**INSTRUCTIONS FOR THE TASK**. From the passage about football coach Hayden Fry, copy word for word the section from "Roaming the sidelines" up to and including "sapping opponents’ confidence.".

**DOCUMENT EXTRACT**.
■ ■ ■ ■ ■

Fry had been head football coach at Southern Methodist University and then North Texas University for nearly two decades when he joined Iowa before the 1979 season; he was hired by Iowa’s athletic director, Bump Elliott, who died this month. The Hawkeyes had slogged through 17 consecutive years without a winning season when Fry arrived.

Roaming the sidelines in his familiar dark sunglasses and white pants, he coached Iowa for 20 seasons, compiling a 143-89-6 record.

Fry’s greatest season at Iowa was 1985, when the Hawkeyes were No. 1 in The Associated Press’s rankings for five weeks and had the Heisman Trophy runner-up Chuck Long at quarterback. Iowa finished the season 10-2, Big Ten champions with a conference record of 7-1, and ranked 10th in the country.

Fry’s other Big Ten championships were shared, in 1981 with Ohio State and in 1990 with the University of Illinois, the University of Michigan and Michigan State University. His teams lost all three of their Rose Bowl appearances.

Fry, who earned a degree in psychology from Baylor University in Texas in 1951, did everything he could to get an edge at Iowa, like painting the visiting team’s locker room pink in the hope of sapping opponents’ confidence.

He tried to motivate his players by having Iowa’s uniforms redesigned to resemble the black and gold ones worn by the Pittsburgh Steelers, the N.F.L.’s dominant team at the time, and having the university’s avian logo retooled to give it a fiercer aspect. The university still uses that logo.

“I wanted a mean-looking hawk,” Fry told The New York Times in 1981, when Iowa had its first winning season in 20 years and made it to the Rose Bowl. “What I call a Tigerhawk.”

John Hayden Fry was born on Feb. 28, 1929, in Eastland, in central Texas, to John and Cora (Hodge) Fry. His father was a butcher and grocer. The family moved to Odessa, Texas, when he was 8, and by 14 he was working as a roughneck in the oil fields there.

Fry played quarterback for Odessa High School and then Baylor. He later returned to Odessa to coach. He became head coach at Southern Methodist in 1962 and three years later recruited Jerry LeVias, a star receiver and the first black football player to sign a scholarship with a Southwest Conference team.

“He recruited me as an athlete and talked about me as an individual,” LeVias was quoted as saying in a recent post on Iowa football’s website.

They both received death threats and calls to quit, and some people spat at LeVias. But LeVias persevered, scoring 22 touchdowns and racking up 2,275 receiving yards at Southern Methodist. Fry called recruiting LeVias “the greatest thing I ever did in football,” and LeVias expressed his appreciation.

■ ■ ■ ■ ■

**DATA FOR REVIEW**.
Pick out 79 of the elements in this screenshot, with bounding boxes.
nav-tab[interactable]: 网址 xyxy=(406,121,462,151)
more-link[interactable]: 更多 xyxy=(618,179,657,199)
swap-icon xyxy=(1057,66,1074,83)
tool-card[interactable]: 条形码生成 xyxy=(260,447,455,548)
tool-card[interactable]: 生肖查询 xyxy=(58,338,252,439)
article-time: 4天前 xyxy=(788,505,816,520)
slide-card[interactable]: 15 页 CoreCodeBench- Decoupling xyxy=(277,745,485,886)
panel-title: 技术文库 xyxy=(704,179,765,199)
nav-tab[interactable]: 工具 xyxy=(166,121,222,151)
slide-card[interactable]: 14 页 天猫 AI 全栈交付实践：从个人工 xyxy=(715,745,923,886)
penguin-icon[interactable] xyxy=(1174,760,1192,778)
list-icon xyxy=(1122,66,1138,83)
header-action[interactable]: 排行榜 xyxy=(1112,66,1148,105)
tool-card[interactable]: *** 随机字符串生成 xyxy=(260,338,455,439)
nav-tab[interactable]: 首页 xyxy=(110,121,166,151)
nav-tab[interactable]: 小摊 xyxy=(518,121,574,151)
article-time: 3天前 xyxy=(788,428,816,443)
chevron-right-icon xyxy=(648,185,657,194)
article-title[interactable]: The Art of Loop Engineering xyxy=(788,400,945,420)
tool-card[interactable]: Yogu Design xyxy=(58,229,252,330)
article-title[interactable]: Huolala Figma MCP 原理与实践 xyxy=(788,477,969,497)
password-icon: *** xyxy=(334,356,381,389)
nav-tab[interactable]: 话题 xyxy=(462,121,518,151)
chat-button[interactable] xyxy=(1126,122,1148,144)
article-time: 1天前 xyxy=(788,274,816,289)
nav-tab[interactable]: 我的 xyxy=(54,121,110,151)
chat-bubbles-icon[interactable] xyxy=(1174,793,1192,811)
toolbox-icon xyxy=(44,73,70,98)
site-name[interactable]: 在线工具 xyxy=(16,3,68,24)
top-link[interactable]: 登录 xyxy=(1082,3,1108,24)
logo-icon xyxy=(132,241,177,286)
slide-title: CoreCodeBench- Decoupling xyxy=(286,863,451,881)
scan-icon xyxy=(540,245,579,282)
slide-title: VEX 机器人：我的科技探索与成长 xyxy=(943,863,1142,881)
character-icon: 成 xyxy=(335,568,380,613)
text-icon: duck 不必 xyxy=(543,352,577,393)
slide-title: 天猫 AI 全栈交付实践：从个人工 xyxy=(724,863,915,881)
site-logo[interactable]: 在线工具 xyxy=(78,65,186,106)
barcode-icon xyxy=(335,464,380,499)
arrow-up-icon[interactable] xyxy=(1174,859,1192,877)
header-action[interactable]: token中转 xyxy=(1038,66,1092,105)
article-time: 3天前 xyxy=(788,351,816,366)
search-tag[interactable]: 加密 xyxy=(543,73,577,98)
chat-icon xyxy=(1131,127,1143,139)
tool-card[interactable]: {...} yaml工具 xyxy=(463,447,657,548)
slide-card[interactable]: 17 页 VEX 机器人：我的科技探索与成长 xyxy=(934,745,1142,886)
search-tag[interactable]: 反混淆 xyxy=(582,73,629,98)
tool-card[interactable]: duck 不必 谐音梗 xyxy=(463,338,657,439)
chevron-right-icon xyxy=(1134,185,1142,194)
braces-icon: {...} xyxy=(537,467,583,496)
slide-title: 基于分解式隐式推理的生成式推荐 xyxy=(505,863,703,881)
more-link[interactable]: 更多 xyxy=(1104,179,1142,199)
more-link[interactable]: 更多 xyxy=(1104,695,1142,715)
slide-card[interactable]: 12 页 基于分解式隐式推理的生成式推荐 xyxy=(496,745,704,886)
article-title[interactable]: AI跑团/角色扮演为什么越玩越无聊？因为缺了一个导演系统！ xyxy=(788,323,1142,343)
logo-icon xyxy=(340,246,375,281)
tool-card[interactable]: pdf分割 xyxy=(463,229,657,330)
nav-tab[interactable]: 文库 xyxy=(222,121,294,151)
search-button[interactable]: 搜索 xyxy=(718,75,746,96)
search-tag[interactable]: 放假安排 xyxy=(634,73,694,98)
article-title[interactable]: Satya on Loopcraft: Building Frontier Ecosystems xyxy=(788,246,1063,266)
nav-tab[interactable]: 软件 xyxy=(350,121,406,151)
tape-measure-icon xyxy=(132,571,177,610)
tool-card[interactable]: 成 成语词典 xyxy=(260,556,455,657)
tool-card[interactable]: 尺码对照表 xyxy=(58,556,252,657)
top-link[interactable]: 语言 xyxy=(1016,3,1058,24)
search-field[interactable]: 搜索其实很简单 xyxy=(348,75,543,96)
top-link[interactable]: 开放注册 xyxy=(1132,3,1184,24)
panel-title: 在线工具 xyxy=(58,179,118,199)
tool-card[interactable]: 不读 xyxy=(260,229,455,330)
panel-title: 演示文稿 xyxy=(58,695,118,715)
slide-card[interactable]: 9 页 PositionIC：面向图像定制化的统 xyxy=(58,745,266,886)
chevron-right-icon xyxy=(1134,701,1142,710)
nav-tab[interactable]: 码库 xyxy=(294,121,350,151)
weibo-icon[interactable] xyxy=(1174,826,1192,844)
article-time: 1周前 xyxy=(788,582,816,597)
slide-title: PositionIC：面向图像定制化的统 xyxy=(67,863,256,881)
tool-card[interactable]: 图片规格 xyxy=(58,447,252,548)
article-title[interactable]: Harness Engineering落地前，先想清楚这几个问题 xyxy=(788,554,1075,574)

■ ■ ■ ■ ■

**TASK SOLUTION**.
Roaming the sidelines in his familiar dark sunglasses and white pants, he coached Iowa for 20 seasons, compiling a 143-89-6 record.

Fry’s greatest season at Iowa was 1985, when the Hawkeyes were No. 1 in The Associated Press’s rankings for five weeks and had the Heisman Trophy runner-up Chuck Long at quarterback. Iowa finished the season 10-2, Big Ten champions with a conference record of 7-1, and ranked 10th in the country.

Fry’s other Big Ten championships were shared, in 1981 with Ohio State and in 1990 with the University of Illinois, the University of Michigan and Michigan State University. His teams lost all three of their Rose Bowl appearances.

Fry, who earned a degree in psychology from Baylor University in Texas in 1951, did everything he could to get an edge at Iowa, like painting the visiting team’s locker room pink in the hope of sapping opponents’ confidence.